* Start *

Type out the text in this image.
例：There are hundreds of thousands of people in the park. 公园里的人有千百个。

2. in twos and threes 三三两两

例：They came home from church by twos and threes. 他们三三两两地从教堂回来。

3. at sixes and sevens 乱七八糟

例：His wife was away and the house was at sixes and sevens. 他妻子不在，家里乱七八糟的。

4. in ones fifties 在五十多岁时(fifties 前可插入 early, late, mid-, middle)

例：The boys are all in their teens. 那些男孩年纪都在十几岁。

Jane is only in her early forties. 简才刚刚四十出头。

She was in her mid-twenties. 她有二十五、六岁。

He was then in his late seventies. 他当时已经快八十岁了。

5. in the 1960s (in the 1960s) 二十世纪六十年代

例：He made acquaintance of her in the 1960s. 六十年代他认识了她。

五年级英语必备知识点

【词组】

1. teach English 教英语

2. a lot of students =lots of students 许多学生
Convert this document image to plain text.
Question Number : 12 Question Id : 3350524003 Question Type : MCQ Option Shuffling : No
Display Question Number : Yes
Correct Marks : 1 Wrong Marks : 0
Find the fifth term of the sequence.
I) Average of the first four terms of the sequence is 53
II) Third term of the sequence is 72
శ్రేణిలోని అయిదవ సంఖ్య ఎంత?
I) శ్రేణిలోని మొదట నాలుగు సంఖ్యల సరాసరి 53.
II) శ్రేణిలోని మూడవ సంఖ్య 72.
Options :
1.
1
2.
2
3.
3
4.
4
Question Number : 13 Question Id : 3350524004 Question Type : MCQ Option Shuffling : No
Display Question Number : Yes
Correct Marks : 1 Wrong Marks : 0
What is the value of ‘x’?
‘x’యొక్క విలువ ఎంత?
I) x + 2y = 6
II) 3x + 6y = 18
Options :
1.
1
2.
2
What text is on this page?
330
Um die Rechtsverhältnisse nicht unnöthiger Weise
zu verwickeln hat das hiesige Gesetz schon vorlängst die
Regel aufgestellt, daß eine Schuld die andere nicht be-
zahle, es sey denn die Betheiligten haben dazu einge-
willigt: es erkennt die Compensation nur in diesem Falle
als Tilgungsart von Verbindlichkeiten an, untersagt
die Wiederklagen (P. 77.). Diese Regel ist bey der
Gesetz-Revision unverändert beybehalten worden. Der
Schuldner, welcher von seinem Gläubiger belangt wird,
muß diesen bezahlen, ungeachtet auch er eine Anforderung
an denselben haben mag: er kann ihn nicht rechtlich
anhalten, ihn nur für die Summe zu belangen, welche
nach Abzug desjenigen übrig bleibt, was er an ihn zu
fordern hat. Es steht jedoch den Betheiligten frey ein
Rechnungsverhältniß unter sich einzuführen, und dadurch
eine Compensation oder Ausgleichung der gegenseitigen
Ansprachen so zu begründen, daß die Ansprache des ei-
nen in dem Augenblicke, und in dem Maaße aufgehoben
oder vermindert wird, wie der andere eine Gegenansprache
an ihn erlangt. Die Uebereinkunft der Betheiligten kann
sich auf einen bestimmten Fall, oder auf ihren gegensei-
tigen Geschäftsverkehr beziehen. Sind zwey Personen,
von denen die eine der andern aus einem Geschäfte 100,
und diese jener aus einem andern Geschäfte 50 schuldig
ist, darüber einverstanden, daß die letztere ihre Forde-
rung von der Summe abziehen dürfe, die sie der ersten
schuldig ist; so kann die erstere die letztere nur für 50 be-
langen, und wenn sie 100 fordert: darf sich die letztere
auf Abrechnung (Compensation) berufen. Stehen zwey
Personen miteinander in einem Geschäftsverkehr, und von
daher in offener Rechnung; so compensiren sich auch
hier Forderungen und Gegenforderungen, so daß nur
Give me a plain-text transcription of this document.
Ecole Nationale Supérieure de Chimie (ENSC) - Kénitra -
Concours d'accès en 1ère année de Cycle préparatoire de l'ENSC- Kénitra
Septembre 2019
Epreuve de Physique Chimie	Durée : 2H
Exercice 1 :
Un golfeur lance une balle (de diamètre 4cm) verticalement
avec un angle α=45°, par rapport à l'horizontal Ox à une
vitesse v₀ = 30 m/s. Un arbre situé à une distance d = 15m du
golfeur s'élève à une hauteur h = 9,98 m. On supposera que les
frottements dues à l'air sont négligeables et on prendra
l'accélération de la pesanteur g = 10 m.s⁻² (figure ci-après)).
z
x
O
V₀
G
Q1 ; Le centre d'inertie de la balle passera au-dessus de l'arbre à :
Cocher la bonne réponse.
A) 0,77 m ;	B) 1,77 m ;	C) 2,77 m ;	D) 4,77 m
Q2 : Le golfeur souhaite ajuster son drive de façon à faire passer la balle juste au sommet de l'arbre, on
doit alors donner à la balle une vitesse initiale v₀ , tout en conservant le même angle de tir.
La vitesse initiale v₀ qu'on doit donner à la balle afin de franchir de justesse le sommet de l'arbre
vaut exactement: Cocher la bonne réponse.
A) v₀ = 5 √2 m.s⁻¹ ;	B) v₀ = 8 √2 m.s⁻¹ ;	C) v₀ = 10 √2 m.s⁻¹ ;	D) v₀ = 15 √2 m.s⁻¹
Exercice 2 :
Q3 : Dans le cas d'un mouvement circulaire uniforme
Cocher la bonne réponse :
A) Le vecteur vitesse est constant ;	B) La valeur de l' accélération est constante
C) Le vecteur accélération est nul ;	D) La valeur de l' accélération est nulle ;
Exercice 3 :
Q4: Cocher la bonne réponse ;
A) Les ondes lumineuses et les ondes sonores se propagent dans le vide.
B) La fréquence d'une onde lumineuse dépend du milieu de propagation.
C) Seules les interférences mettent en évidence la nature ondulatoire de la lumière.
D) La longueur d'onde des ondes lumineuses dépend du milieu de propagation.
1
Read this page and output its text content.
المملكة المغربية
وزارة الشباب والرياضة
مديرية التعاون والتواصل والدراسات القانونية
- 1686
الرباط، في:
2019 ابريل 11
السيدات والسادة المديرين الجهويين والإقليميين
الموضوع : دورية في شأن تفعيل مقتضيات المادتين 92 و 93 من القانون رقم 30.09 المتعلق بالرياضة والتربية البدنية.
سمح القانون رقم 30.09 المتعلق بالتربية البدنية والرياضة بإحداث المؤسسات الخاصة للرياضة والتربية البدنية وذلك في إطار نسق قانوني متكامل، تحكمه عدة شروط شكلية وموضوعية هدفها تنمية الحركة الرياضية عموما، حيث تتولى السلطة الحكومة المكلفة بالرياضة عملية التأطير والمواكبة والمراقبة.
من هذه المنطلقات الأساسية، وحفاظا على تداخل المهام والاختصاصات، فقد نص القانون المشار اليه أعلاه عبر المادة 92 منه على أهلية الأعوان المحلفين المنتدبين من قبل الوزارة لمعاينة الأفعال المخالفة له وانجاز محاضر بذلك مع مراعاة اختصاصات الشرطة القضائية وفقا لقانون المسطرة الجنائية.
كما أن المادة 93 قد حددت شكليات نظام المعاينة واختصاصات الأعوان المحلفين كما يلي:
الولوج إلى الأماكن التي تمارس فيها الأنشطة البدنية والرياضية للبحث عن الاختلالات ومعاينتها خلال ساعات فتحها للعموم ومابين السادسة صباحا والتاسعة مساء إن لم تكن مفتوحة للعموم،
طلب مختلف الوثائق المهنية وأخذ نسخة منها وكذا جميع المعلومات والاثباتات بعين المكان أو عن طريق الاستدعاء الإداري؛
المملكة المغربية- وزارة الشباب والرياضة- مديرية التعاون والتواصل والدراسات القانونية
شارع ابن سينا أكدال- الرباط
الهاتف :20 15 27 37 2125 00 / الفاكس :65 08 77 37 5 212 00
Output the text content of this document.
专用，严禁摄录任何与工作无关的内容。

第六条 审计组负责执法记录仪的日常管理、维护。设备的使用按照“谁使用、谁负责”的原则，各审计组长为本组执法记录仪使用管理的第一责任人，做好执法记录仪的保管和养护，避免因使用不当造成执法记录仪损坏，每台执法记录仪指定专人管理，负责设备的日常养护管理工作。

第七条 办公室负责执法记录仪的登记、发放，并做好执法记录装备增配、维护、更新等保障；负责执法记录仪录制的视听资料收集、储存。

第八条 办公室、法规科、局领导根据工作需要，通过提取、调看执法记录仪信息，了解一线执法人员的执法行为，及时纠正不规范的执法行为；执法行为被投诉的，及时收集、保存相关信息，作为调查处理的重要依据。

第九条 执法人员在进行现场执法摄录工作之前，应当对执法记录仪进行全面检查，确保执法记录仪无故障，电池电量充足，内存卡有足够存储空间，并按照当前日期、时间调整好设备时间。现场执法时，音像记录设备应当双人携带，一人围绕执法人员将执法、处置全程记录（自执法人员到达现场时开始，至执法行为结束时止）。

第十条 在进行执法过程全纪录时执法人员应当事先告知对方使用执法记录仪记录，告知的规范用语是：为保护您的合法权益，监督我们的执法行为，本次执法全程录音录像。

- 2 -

* End *

• [PROBLEM STATEMENT]: Locate each line containing the string "twos" and show it.

• [THE RESULT]:
2. in twos and threes 三三两两
例：They came home from church by twos and threes. 他们三三两两地从教堂回来。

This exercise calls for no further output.